* begin *
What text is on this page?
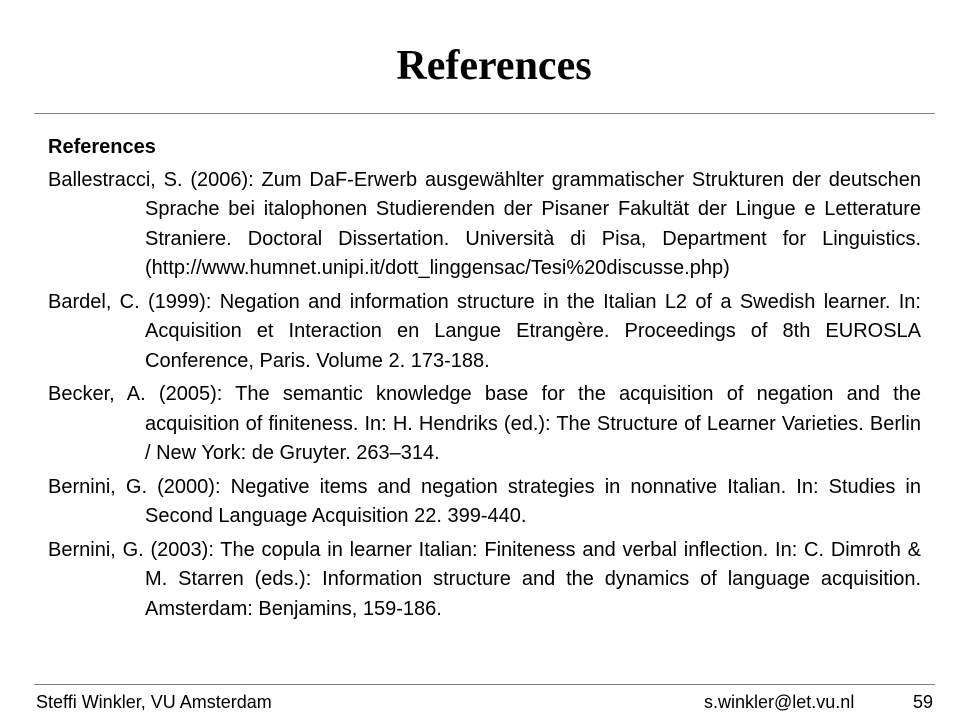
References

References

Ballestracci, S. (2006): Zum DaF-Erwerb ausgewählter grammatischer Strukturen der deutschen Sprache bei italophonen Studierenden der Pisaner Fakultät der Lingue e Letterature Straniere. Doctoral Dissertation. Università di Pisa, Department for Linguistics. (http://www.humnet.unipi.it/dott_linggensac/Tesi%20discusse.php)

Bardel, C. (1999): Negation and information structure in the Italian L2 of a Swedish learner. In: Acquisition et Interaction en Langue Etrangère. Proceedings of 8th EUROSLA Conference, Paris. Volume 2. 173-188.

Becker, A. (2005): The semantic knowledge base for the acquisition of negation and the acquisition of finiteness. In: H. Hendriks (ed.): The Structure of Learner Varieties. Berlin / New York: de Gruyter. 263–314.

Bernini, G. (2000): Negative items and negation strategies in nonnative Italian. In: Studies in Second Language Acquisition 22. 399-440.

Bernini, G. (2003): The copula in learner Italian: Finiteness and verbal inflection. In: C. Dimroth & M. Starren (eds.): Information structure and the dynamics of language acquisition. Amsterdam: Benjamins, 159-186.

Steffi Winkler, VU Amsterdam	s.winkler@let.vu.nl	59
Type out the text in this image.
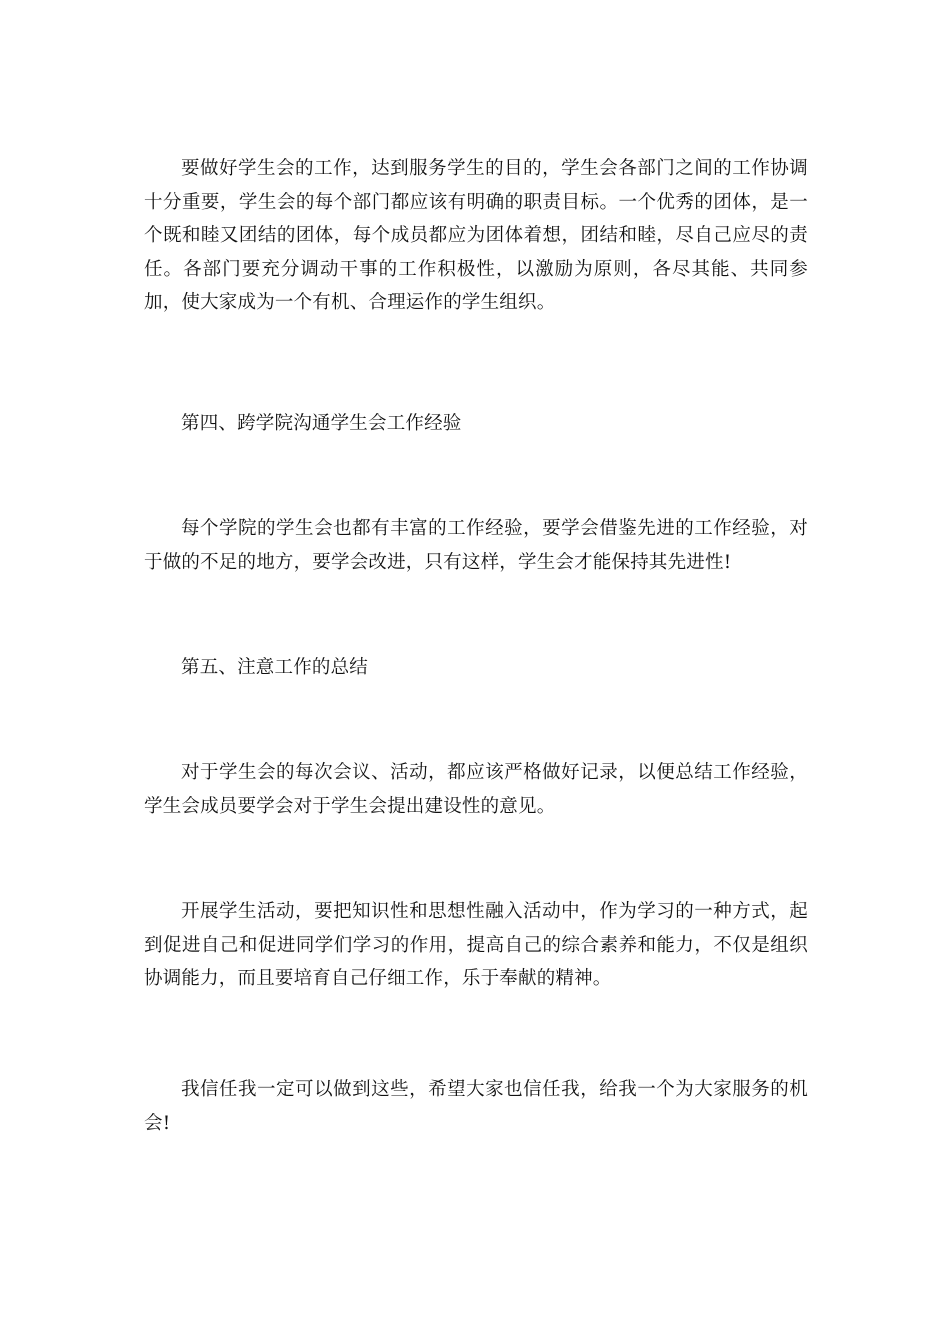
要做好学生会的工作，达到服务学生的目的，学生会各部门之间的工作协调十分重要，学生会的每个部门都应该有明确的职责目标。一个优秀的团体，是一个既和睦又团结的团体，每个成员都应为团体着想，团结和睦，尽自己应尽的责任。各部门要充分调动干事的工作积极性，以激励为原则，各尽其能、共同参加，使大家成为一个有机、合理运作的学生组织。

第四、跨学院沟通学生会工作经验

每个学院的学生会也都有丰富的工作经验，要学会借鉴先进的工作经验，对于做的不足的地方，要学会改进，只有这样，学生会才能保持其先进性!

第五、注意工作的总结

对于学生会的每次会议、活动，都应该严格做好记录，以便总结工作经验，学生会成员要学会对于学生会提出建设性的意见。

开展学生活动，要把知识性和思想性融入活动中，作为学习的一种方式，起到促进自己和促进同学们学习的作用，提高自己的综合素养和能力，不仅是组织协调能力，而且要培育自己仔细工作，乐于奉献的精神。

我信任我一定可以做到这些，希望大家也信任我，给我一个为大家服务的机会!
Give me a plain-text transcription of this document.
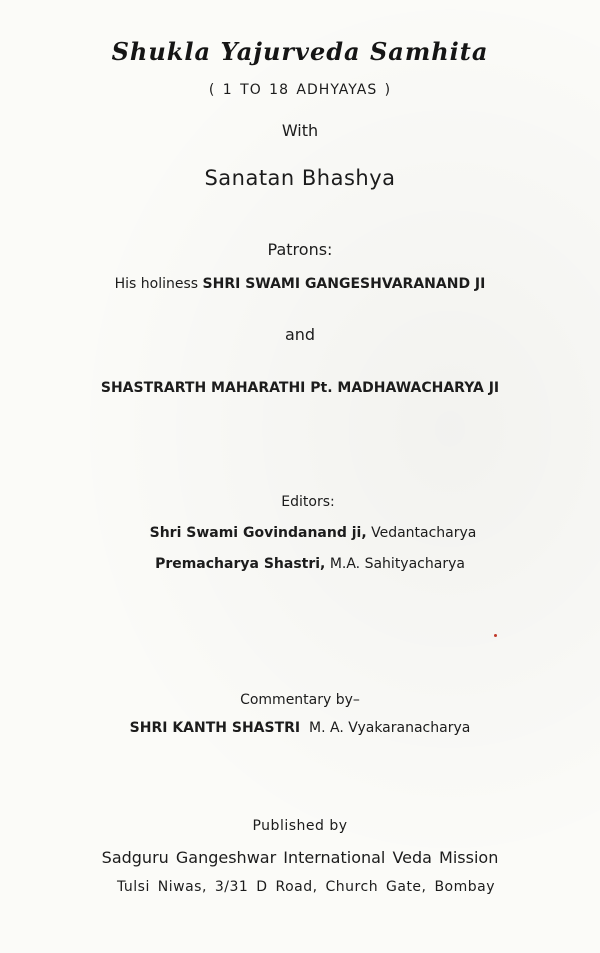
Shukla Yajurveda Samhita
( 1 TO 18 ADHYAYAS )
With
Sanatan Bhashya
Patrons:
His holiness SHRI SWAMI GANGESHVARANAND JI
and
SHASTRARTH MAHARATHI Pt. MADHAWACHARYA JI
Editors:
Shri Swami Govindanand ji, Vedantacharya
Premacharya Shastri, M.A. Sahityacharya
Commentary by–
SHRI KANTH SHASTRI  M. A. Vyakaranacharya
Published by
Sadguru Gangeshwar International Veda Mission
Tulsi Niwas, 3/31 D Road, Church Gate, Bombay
* end *
**TASK INSTRUCTIONS**
Quote every entry exactly, with the pictures omitted.

**FINISHED EXERCISE**
What text is on this page?
References

References

Ballestracci, S. (2006): Zum DaF-Erwerb ausgewählter grammatischer Strukturen der deutschen Sprache bei italophonen Studierenden der Pisaner Fakultät der Lingue e Letterature Straniere. Doctoral Dissertation. Università di Pisa, Department for Linguistics. (http://www.humnet.unipi.it/dott_linggensac/Tesi%20discusse.php)

Bardel, C. (1999): Negation and information structure in the Italian L2 of a Swedish learner. In: Acquisition et Interaction en Langue Etrangère. Proceedings of 8th EUROSLA Conference, Paris. Volume 2. 173-188.

Becker, A. (2005): The semantic knowledge base for the acquisition of negation and the acquisition of finiteness. In: H. Hendriks (ed.): The Structure of Learner Varieties. Berlin / New York: de Gruyter. 263–314.

Bernini, G. (2000): Negative items and negation strategies in nonnative Italian. In: Studies in Second Language Acquisition 22. 399-440.

Bernini, G. (2003): The copula in learner Italian: Finiteness and verbal inflection. In: C. Dimroth & M. Starren (eds.): Information structure and the dynamics of language acquisition. Amsterdam: Benjamins, 159-186.

Steffi Winkler, VU Amsterdam	s.winkler@let.vu.nl	59
Type out the text in this image.
要做好学生会的工作，达到服务学生的目的，学生会各部门之间的工作协调十分重要，学生会的每个部门都应该有明确的职责目标。一个优秀的团体，是一个既和睦又团结的团体，每个成员都应为团体着想，团结和睦，尽自己应尽的责任。各部门要充分调动干事的工作积极性，以激励为原则，各尽其能、共同参加，使大家成为一个有机、合理运作的学生组织。

第四、跨学院沟通学生会工作经验

每个学院的学生会也都有丰富的工作经验，要学会借鉴先进的工作经验，对于做的不足的地方，要学会改进，只有这样，学生会才能保持其先进性!

第五、注意工作的总结

对于学生会的每次会议、活动，都应该严格做好记录，以便总结工作经验，学生会成员要学会对于学生会提出建设性的意见。

开展学生活动，要把知识性和思想性融入活动中，作为学习的一种方式，起到促进自己和促进同学们学习的作用，提高自己的综合素养和能力，不仅是组织协调能力，而且要培育自己仔细工作，乐于奉献的精神。

我信任我一定可以做到这些，希望大家也信任我，给我一个为大家服务的机会!
Give me a plain-text transcription of this document.
Shukla Yajurveda Samhita
( 1 TO 18 ADHYAYAS )
With
Sanatan Bhashya
Patrons:
His holiness SHRI SWAMI GANGESHVARANAND JI
and
SHASTRARTH MAHARATHI Pt. MADHAWACHARYA JI
Editors:
Shri Swami Govindanand ji, Vedantacharya
Premacharya Shastri, M.A. Sahityacharya
Commentary by–
SHRI KANTH SHASTRI  M. A. Vyakaranacharya
Published by
Sadguru Gangeshwar International Veda Mission
Tulsi Niwas, 3/31 D Road, Church Gate, Bombay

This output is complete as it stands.